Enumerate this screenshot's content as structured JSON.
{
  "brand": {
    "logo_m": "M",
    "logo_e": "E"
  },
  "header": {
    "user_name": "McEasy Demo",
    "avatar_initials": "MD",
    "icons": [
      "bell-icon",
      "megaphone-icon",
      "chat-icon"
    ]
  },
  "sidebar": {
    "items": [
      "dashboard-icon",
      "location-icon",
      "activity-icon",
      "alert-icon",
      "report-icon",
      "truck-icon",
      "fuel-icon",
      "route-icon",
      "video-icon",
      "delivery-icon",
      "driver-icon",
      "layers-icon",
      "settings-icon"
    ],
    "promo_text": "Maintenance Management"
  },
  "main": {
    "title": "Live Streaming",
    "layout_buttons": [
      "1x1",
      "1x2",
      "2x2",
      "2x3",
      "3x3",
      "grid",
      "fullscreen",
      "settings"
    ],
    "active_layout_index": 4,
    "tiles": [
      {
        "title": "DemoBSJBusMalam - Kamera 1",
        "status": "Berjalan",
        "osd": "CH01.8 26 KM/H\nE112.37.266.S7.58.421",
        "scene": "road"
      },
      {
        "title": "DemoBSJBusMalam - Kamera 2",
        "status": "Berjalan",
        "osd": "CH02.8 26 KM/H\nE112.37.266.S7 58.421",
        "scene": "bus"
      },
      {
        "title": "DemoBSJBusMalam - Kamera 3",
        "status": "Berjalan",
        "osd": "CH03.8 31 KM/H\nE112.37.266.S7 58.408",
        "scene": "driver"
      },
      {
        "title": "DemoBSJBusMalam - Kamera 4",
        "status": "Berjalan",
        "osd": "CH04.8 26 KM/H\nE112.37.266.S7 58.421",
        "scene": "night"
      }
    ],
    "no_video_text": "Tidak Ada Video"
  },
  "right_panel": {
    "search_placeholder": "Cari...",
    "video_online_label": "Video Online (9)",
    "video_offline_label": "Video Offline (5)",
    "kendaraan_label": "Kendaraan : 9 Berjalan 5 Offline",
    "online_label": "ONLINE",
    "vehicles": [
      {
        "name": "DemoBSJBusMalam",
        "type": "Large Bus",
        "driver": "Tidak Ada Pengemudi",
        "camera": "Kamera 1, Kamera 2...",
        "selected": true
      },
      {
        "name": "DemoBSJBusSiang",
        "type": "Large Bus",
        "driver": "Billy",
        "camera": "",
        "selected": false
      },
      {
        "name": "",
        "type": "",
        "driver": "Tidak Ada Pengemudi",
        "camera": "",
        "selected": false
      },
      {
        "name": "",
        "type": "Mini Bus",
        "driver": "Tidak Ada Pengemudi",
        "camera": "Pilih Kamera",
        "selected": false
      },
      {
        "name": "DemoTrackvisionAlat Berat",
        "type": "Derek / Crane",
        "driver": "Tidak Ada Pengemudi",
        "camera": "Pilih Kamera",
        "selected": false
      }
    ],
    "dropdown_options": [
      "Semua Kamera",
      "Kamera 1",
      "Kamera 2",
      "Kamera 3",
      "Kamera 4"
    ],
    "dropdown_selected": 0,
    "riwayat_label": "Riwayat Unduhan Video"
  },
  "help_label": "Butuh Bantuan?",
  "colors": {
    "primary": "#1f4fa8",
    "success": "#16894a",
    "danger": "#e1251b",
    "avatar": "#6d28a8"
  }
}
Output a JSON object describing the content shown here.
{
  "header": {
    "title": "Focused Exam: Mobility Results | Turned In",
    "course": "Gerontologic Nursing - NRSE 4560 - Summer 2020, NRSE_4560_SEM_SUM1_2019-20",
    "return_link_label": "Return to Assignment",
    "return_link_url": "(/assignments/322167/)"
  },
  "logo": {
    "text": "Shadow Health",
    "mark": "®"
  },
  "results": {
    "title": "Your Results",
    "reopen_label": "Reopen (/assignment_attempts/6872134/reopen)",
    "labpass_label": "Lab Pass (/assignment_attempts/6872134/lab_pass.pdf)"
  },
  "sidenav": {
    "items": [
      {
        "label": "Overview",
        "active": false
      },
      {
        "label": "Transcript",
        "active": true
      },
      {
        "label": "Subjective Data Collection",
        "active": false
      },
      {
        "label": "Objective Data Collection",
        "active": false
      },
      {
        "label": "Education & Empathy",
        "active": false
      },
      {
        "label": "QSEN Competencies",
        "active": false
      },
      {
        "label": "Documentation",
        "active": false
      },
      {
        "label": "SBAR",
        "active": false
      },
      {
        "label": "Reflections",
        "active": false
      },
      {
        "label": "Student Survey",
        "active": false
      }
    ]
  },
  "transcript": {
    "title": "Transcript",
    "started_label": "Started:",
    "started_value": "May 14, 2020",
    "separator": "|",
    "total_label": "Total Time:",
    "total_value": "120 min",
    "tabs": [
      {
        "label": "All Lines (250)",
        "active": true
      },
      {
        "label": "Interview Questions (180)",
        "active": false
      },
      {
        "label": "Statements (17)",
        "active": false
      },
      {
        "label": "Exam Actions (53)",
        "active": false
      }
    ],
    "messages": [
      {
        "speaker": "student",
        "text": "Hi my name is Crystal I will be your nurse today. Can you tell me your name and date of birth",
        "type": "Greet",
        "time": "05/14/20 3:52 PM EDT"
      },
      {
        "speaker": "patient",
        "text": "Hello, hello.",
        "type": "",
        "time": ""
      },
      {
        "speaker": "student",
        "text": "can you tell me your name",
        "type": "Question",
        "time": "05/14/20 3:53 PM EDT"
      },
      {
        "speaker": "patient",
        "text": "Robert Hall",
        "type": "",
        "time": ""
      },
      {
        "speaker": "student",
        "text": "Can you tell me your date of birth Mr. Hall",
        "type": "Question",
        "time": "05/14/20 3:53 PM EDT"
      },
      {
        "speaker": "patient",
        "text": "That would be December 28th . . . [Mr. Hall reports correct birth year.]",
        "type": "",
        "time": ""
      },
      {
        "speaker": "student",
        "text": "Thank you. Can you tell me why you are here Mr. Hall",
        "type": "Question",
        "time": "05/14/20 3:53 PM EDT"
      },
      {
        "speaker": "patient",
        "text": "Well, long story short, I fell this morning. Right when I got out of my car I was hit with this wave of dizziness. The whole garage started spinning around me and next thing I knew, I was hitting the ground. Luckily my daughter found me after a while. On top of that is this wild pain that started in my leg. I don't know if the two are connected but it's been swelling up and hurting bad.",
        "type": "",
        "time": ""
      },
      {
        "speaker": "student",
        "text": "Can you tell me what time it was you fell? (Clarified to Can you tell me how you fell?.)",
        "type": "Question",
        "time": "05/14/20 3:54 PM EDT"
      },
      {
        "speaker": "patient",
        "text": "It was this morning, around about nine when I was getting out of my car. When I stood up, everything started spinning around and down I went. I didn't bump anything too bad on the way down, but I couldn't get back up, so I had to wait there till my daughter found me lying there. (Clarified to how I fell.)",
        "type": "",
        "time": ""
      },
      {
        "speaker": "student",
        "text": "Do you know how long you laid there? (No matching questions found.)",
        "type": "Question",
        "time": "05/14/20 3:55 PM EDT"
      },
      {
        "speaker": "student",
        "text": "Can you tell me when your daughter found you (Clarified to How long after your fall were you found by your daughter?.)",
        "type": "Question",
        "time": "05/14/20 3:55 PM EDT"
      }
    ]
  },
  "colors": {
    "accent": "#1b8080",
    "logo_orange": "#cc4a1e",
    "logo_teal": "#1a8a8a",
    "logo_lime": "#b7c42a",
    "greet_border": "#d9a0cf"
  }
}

★ ★ ★

• _What you should do_
Transcribe the records above exactly as they appear.

• _Answer to this task_
Enumerate this screenshot's content as structured JSON.
{
  "brand": {
    "logo_m": "M",
    "logo_e": "E"
  },
  "header": {
    "user_name": "McEasy Demo",
    "avatar_initials": "MD",
    "icons": [
      "bell-icon",
      "megaphone-icon",
      "chat-icon"
    ]
  },
  "sidebar": {
    "items": [
      "dashboard-icon",
      "location-icon",
      "activity-icon",
      "alert-icon",
      "report-icon",
      "truck-icon",
      "fuel-icon",
      "route-icon",
      "video-icon",
      "delivery-icon",
      "driver-icon",
      "layers-icon",
      "settings-icon"
    ],
    "promo_text": "Maintenance Management"
  },
  "main": {
    "title": "Live Streaming",
    "layout_buttons": [
      "1x1",
      "1x2",
      "2x2",
      "2x3",
      "3x3",
      "grid",
      "fullscreen",
      "settings"
    ],
    "active_layout_index": 4,
    "tiles": [
      {
        "title": "DemoBSJBusMalam - Kamera 1",
        "status": "Berjalan",
        "osd": "CH01.8 26 KM/H\nE112.37.266.S7.58.421",
        "scene": "road"
      },
      {
        "title": "DemoBSJBusMalam - Kamera 2",
        "status": "Berjalan",
        "osd": "CH02.8 26 KM/H\nE112.37.266.S7 58.421",
        "scene": "bus"
      },
      {
        "title": "DemoBSJBusMalam - Kamera 3",
        "status": "Berjalan",
        "osd": "CH03.8 31 KM/H\nE112.37.266.S7 58.408",
        "scene": "driver"
      },
      {
        "title": "DemoBSJBusMalam - Kamera 4",
        "status": "Berjalan",
        "osd": "CH04.8 26 KM/H\nE112.37.266.S7 58.421",
        "scene": "night"
      }
    ],
    "no_video_text": "Tidak Ada Video"
  },
  "right_panel": {
    "search_placeholder": "Cari...",
    "video_online_label": "Video Online (9)",
    "video_offline_label": "Video Offline (5)",
    "kendaraan_label": "Kendaraan : 9 Berjalan 5 Offline",
    "online_label": "ONLINE",
    "vehicles": [
      {
        "name": "DemoBSJBusMalam",
        "type": "Large Bus",
        "driver": "Tidak Ada Pengemudi",
        "camera": "Kamera 1, Kamera 2...",
        "selected": true
      },
      {
        "name": "DemoBSJBusSiang",
        "type": "Large Bus",
        "driver": "Billy",
        "camera": "",
        "selected": false
      },
      {
        "name": "",
        "type": "",
        "driver": "Tidak Ada Pengemudi",
        "camera": "",
        "selected": false
      },
      {
        "name": "",
        "type": "Mini Bus",
        "driver": "Tidak Ada Pengemudi",
        "camera": "Pilih Kamera",
        "selected": false
      },
      {
        "name": "DemoTrackvisionAlat Berat",
        "type": "Derek / Crane",
        "driver": "Tidak Ada Pengemudi",
        "camera": "Pilih Kamera",
        "selected": false
      }
    ],
    "dropdown_options": [
      "Semua Kamera",
      "Kamera 1",
      "Kamera 2",
      "Kamera 3",
      "Kamera 4"
    ],
    "dropdown_selected": 0,
    "riwayat_label": "Riwayat Unduhan Video"
  },
  "help_label": "Butuh Bantuan?",
  "colors": {
    "primary": "#1f4fa8",
    "success": "#16894a",
    "danger": "#e1251b",
    "avatar": "#6d28a8"
  }
}
Output a JSON object describing the content shown here.
{
  "header": {
    "title": "Focused Exam: Mobility Results | Turned In",
    "course": "Gerontologic Nursing - NRSE 4560 - Summer 2020, NRSE_4560_SEM_SUM1_2019-20",
    "return_link_label": "Return to Assignment",
    "return_link_url": "(/assignments/322167/)"
  },
  "logo": {
    "text": "Shadow Health",
    "mark": "®"
  },
  "results": {
    "title": "Your Results",
    "reopen_label": "Reopen (/assignment_attempts/6872134/reopen)",
    "labpass_label": "Lab Pass (/assignment_attempts/6872134/lab_pass.pdf)"
  },
  "sidenav": {
    "items": [
      {
        "label": "Overview",
        "active": false
      },
      {
        "label": "Transcript",
        "active": true
      },
      {
        "label": "Subjective Data Collection",
        "active": false
      },
      {
        "label": "Objective Data Collection",
        "active": false
      },
      {
        "label": "Education & Empathy",
        "active": false
      },
      {
        "label": "QSEN Competencies",
        "active": false
      },
      {
        "label": "Documentation",
        "active": false
      },
      {
        "label": "SBAR",
        "active": false
      },
      {
        "label": "Reflections",
        "active": false
      },
      {
        "label": "Student Survey",
        "active": false
      }
    ]
  },
  "transcript": {
    "title": "Transcript",
    "started_label": "Started:",
    "started_value": "May 14, 2020",
    "separator": "|",
    "total_label": "Total Time:",
    "total_value": "120 min",
    "tabs": [
      {
        "label": "All Lines (250)",
        "active": true
      },
      {
        "label": "Interview Questions (180)",
        "active": false
      },
      {
        "label": "Statements (17)",
        "active": false
      },
      {
        "label": "Exam Actions (53)",
        "active": false
      }
    ],
    "messages": [
      {
        "speaker": "student",
        "text": "Hi my name is Crystal I will be your nurse today. Can you tell me your name and date of birth",
        "type": "Greet",
        "time": "05/14/20 3:52 PM EDT"
      },
      {
        "speaker": "patient",
        "text": "Hello, hello.",
        "type": "",
        "time": ""
      },
      {
        "speaker": "student",
        "text": "can you tell me your name",
        "type": "Question",
        "time": "05/14/20 3:53 PM EDT"
      },
      {
        "speaker": "patient",
        "text": "Robert Hall",
        "type": "",
        "time": ""
      },
      {
        "speaker": "student",
        "text": "Can you tell me your date of birth Mr. Hall",
        "type": "Question",
        "time": "05/14/20 3:53 PM EDT"
      },
      {
        "speaker": "patient",
        "text": "That would be December 28th . . . [Mr. Hall reports correct birth year.]",
        "type": "",
        "time": ""
      },
      {
        "speaker": "student",
        "text": "Thank you. Can you tell me why you are here Mr. Hall",
        "type": "Question",
        "time": "05/14/20 3:53 PM EDT"
      },
      {
        "speaker": "patient",
        "text": "Well, long story short, I fell this morning. Right when I got out of my car I was hit with this wave of dizziness. The whole garage started spinning around me and next thing I knew, I was hitting the ground. Luckily my daughter found me after a while. On top of that is this wild pain that started in my leg. I don't know if the two are connected but it's been swelling up and hurting bad.",
        "type": "",
        "time": ""
      },
      {
        "speaker": "student",
        "text": "Can you tell me what time it was you fell? (Clarified to Can you tell me how you fell?.)",
        "type": "Question",
        "time": "05/14/20 3:54 PM EDT"
      },
      {
        "speaker": "patient",
        "text": "It was this morning, around about nine when I was getting out of my car. When I stood up, everything started spinning around and down I went. I didn't bump anything too bad on the way down, but I couldn't get back up, so I had to wait there till my daughter found me lying there. (Clarified to how I fell.)",
        "type": "",
        "time": ""
      },
      {
        "speaker": "student",
        "text": "Do you know how long you laid there? (No matching questions found.)",
        "type": "Question",
        "time": "05/14/20 3:55 PM EDT"
      },
      {
        "speaker": "student",
        "text": "Can you tell me when your daughter found you (Clarified to How long after your fall were you found by your daughter?.)",
        "type": "Question",
        "time": "05/14/20 3:55 PM EDT"
      }
    ]
  },
  "colors": {
    "accent": "#1b8080",
    "logo_orange": "#cc4a1e",
    "logo_teal": "#1a8a8a",
    "logo_lime": "#b7c42a",
    "greet_border": "#d9a0cf"
  }
}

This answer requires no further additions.